Job: Extract exactly and only the lines from the one containing "What's the underlying" through the end of the entries below. Pictures should not appear in the copy.

[Stored data]

★ ★ ★ ★

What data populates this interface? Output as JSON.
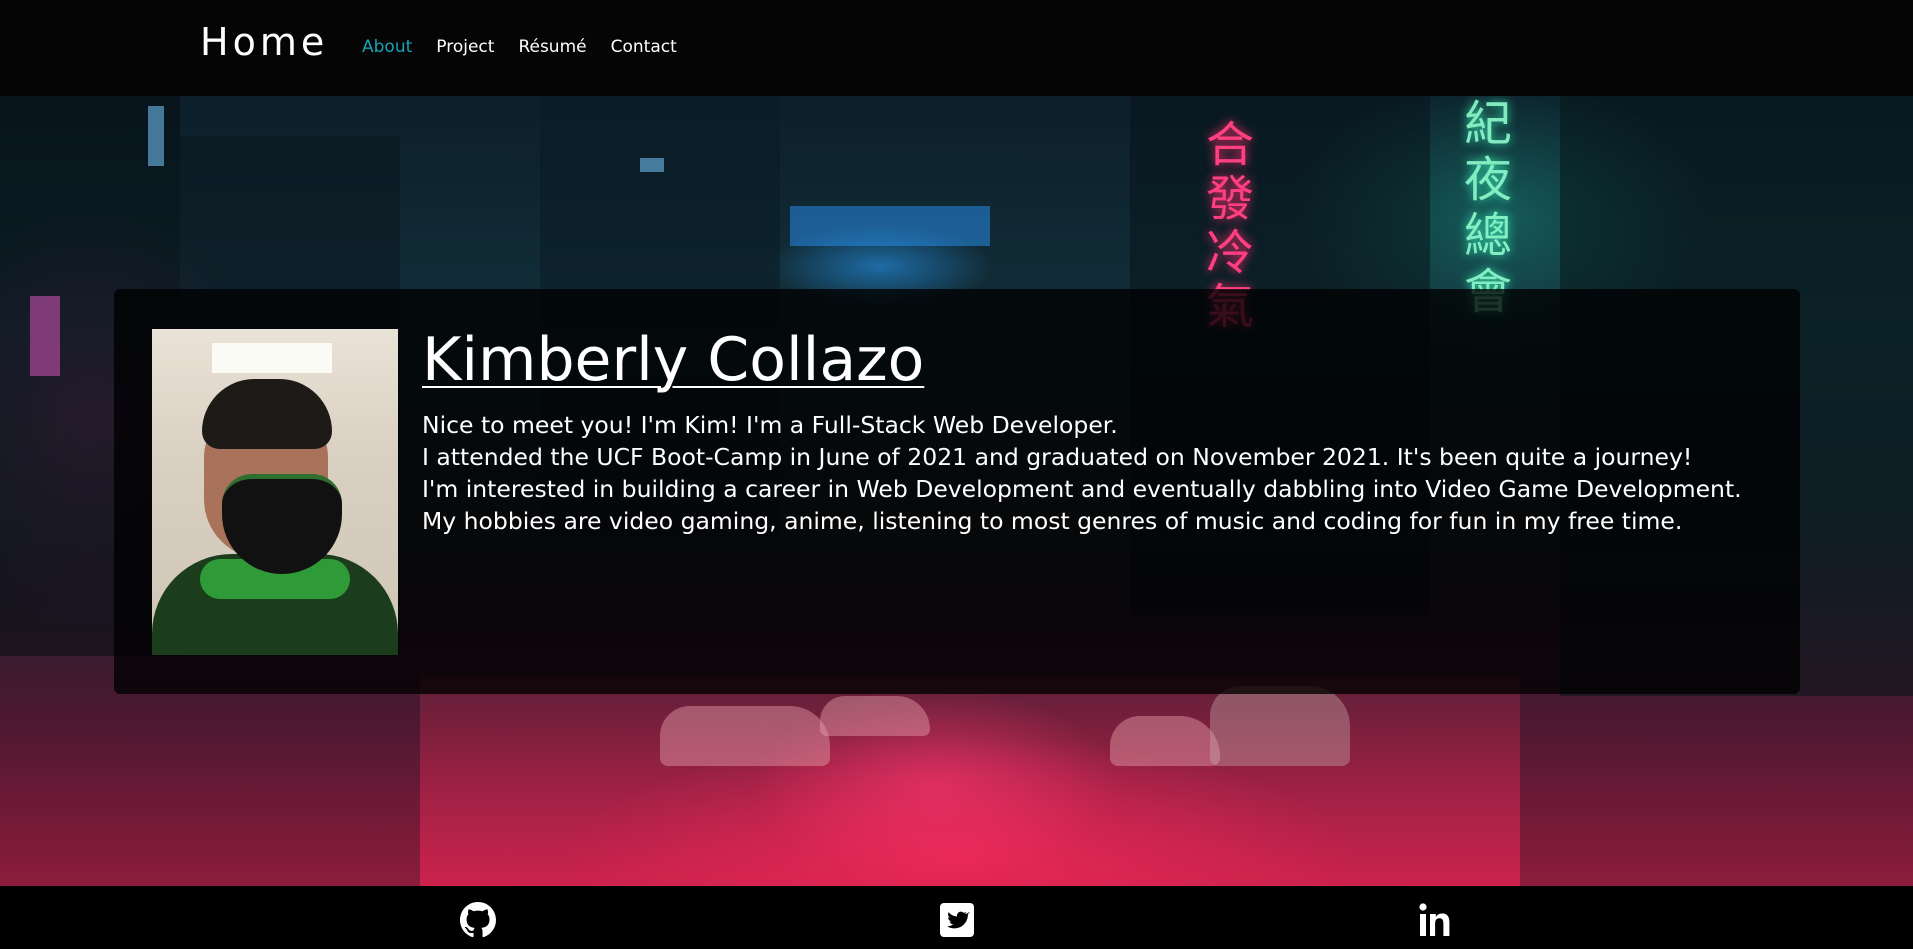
{
  "nav": {
    "brand": "Home",
    "links": [
      {
        "label": "About",
        "active": true
      },
      {
        "label": "Project",
        "active": false
      },
      {
        "label": "Résumé",
        "active": false
      },
      {
        "label": "Contact",
        "active": false
      }
    ]
  },
  "colors": {
    "accent": "#17a2b8",
    "navbar_bg": "#050505",
    "card_bg": "rgba(0,0,0,0.78)"
  },
  "hero": {
    "background_description": "cyberpunk neon city street at night",
    "profile_photo_alt": "Kimberly Collazo profile photo"
  },
  "about": {
    "name": "Kimberly Collazo",
    "bio": [
      "Nice to meet you! I'm Kim! I'm a Full-Stack Web Developer.",
      "I attended the UCF Boot-Camp in June of 2021 and graduated on November 2021. It's been quite a journey!",
      "I'm interested in building a career in Web Development and eventually dabbling into Video Game Development.",
      "My hobbies are video gaming, anime, listening to most genres of music and coding for fun in my free time."
    ]
  },
  "footer": {
    "icons": [
      "github-icon",
      "twitter-icon",
      "linkedin-icon"
    ]
  }
}
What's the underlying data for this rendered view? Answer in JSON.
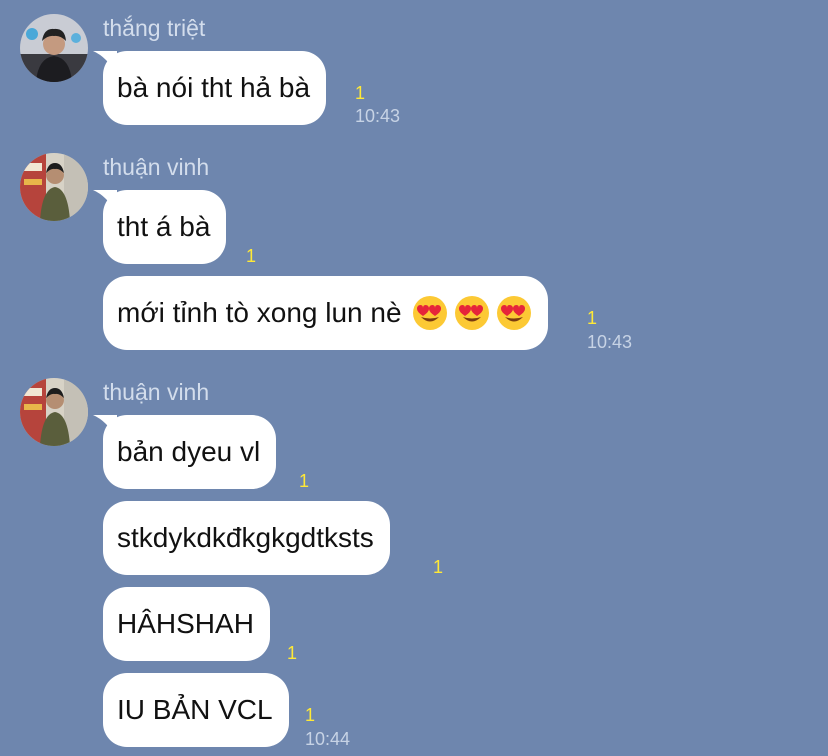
{
  "chat": {
    "groups": [
      {
        "sender": "thắng triệt",
        "avatar_icon": "profile-photo-icon",
        "messages": [
          {
            "text": "bà nói tht hả bà",
            "read_count": "1",
            "time": "10:43"
          }
        ]
      },
      {
        "sender": "thuận vinh",
        "avatar_icon": "profile-photo-icon",
        "messages": [
          {
            "text": "tht á bà",
            "read_count": "1"
          },
          {
            "text": "mới tỉnh tò xong lun nè",
            "emojis": [
              "heart-eyes-emoji",
              "heart-eyes-emoji",
              "heart-eyes-emoji"
            ],
            "read_count": "1",
            "time": "10:43"
          }
        ]
      },
      {
        "sender": "thuận vinh",
        "avatar_icon": "profile-photo-icon",
        "messages": [
          {
            "text": "bản dyeu vl",
            "read_count": "1"
          },
          {
            "text": "stkdykdkđkgkgdtksts",
            "read_count": "1"
          },
          {
            "text": "HÂHSHAH",
            "read_count": "1"
          },
          {
            "text": "IU BẢN VCL",
            "read_count": "1",
            "time": "10:44"
          }
        ]
      }
    ]
  },
  "colors": {
    "background": "#6e86ae",
    "bubble": "#ffffff",
    "read_indicator": "#ffe936",
    "timestamp": "#c7d3e5",
    "sender_name": "#d3ddec"
  }
}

★ ★ ★ ★

Full response:
What's the underlying data for this rendered view? Answer in JSON.
{
  "chat": {
    "groups": [
      {
        "sender": "thắng triệt",
        "avatar_icon": "profile-photo-icon",
        "messages": [
          {
            "text": "bà nói tht hả bà",
            "read_count": "1",
            "time": "10:43"
          }
        ]
      },
      {
        "sender": "thuận vinh",
        "avatar_icon": "profile-photo-icon",
        "messages": [
          {
            "text": "tht á bà",
            "read_count": "1"
          },
          {
            "text": "mới tỉnh tò xong lun nè",
            "emojis": [
              "heart-eyes-emoji",
              "heart-eyes-emoji",
              "heart-eyes-emoji"
            ],
            "read_count": "1",
            "time": "10:43"
          }
        ]
      },
      {
        "sender": "thuận vinh",
        "avatar_icon": "profile-photo-icon",
        "messages": [
          {
            "text": "bản dyeu vl",
            "read_count": "1"
          },
          {
            "text": "stkdykdkđkgkgdtksts",
            "read_count": "1"
          },
          {
            "text": "HÂHSHAH",
            "read_count": "1"
          },
          {
            "text": "IU BẢN VCL",
            "read_count": "1",
            "time": "10:44"
          }
        ]
      }
    ]
  },
  "colors": {
    "background": "#6e86ae",
    "bubble": "#ffffff",
    "read_indicator": "#ffe936",
    "timestamp": "#c7d3e5",
    "sender_name": "#d3ddec"
  }
}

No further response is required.